Texte source:
-*-*-

La période de la guerre coloniale signifiait bien qu'on était
encore en pleine contre révolution : prolétariat embrigadé et
milliers de jeunes gens envoyés se faire tuer par milliers là-bas
« chez les indigènes ». La lutte contre cette guerre
était restée minoritaire mais avait quand même provoqué des
failles dans les mastodontes staliniens dégageant déjà des bâtards
gauchistes. En 1961 la population ouvrière française n'avait pas
réagi face à l'assassinat des dizaines d'algériens en plein Paris
par la police de Papon, alors qu'au début mai 68 le tabassage de
passants lambdas par les CRS fût une des causes de l'émotion
populaire et ouvrière contre le régime en effet autoritaire et usé.
Plusieurs
camarades insisteront dans la discussion sur nombre d'événements
précurseurs autrement plus sérieux que le concert d'Hallyday,
grèves en France, en Belgique (1961-1963, émeutes à Caen début
68, etc.), et sur les prémices de nombre de luttes ouvrières bien
antérieures à la révolte étudiante, où, question de focale
journalistique et étatique, la fixation sur le microcosme
barricadier et folklorique du quartier latin laissa au second plan la
« grève généralisée » en une paire de jours. La guerre du Vietnam était également en toile de fond et ne fut pas en soi qu'une affaire d'étudiants, mais les diverses guerres de "libération nationale" furent le cadet des soucis de la plupart des grévistes et manifestants.
LA FAUTE
A MARCHAIS
Le second
personnage à avoir, mais lui vraiment, attisé l'incendie, est sans
conteste le bizarre et longtemps secrétaire-adjoint du PCF Georges
Marchais, laissant dans l'ombre un premier secrétaire pâlot
probablement mis de côté face à la gravité des événements. Ce
que je veux illustrer c'est le fait que mai 68 est, plus que la
dramatique répression de 1956 en Hongrie, le début de
l'effondrement du stalinisme, insistance qui ne se trouvait pas dans
l'exposé de cette réunion. Or, ce qui est frappant c'est que
l'épisode Marchais est absent de toutes les commémorations ;
sur les plateaux TV on invite Le Hyaric réac chef de l'Huma tenue à
bout de bras par un grand groupe capitaliste, la paire Roger Sylvain
et Michel Certano, deux bonzes CGT de Billancourt qui étaient à la
tête des bandes de cogneurs CGT qui venaient frapper les vendeurs de
journaux gauchistes et même nous les maximalistes. Le vieux caïd de
la LCR Krivine ne cesse de mener des conférences souvenirs en
compagnie des bons anciens amis de Marchais, alors que durant dix ans
après 68, les cortèges gauchistes criaient : « oui
Marchais, mieux qu'en 68 » et que Cohn-Bendit avait déclaré
que c'était « une ordure ».

-*-*-

Données fournies:

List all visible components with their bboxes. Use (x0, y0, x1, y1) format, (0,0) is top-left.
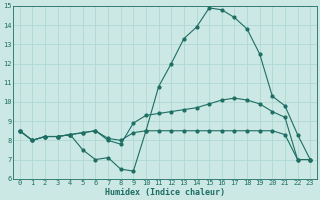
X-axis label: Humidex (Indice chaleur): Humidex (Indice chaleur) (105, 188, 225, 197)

-*-*-

Consignes:
• a. Pouvez-vous mettre à jour le passage du texte sur mai 68 allant de « La période de » à « autoritaire et usé. », en remplaçant « CRS » par « gendarmes mobiles » ?
• b. Répondez à ces questions à partir du texte sur mai 68 :
(i) En quelle année la population ouvrière française n'a-t-elle pas réagi à l'assassinat de dizaines d'Algériens en plein Paris ?
(ii) Quel poste Georges Marchais occupait-il longtemps au PCF ?
(iii) De quelle organisation Roger Sylvain et Michel Certano étaient-ils des bonzes ?
• c. Quelles sont toutes les personnes désignées par leur nom dans le texte sur mai 68 ?

Réponses attendues:
• a.
La période de la guerre coloniale signifiait bien qu'on était
encore en pleine contre révolution : prolétariat embrigadé et
milliers de jeunes gens envoyés se faire tuer par milliers là-bas
« chez les indigènes ». La lutte contre cette guerre
était restée minoritaire mais avait quand même provoqué des
failles dans les mastodontes staliniens dégageant déjà des bâtards
gauchistes. En 1961 la population ouvrière française n'avait pas
réagi face à l'assassinat des dizaines d'algériens en plein Paris
par la police de Papon, alors qu'au début mai 68 le tabassage de
passants lambdas par les gendarmes mobiles fût une des causes de l'émotion
populaire et ouvrière contre le régime en effet autoritaire et usé.

• b.
(i) En 1961.
(ii) Secrétaire-adjoint.
(iii) De la CGT de Billancourt.

• c. Papon, Hallyday, Georges Marchais, Le Hyaric, Roger Sylvain, Michel Certano, Krivine, Cohn-Bendit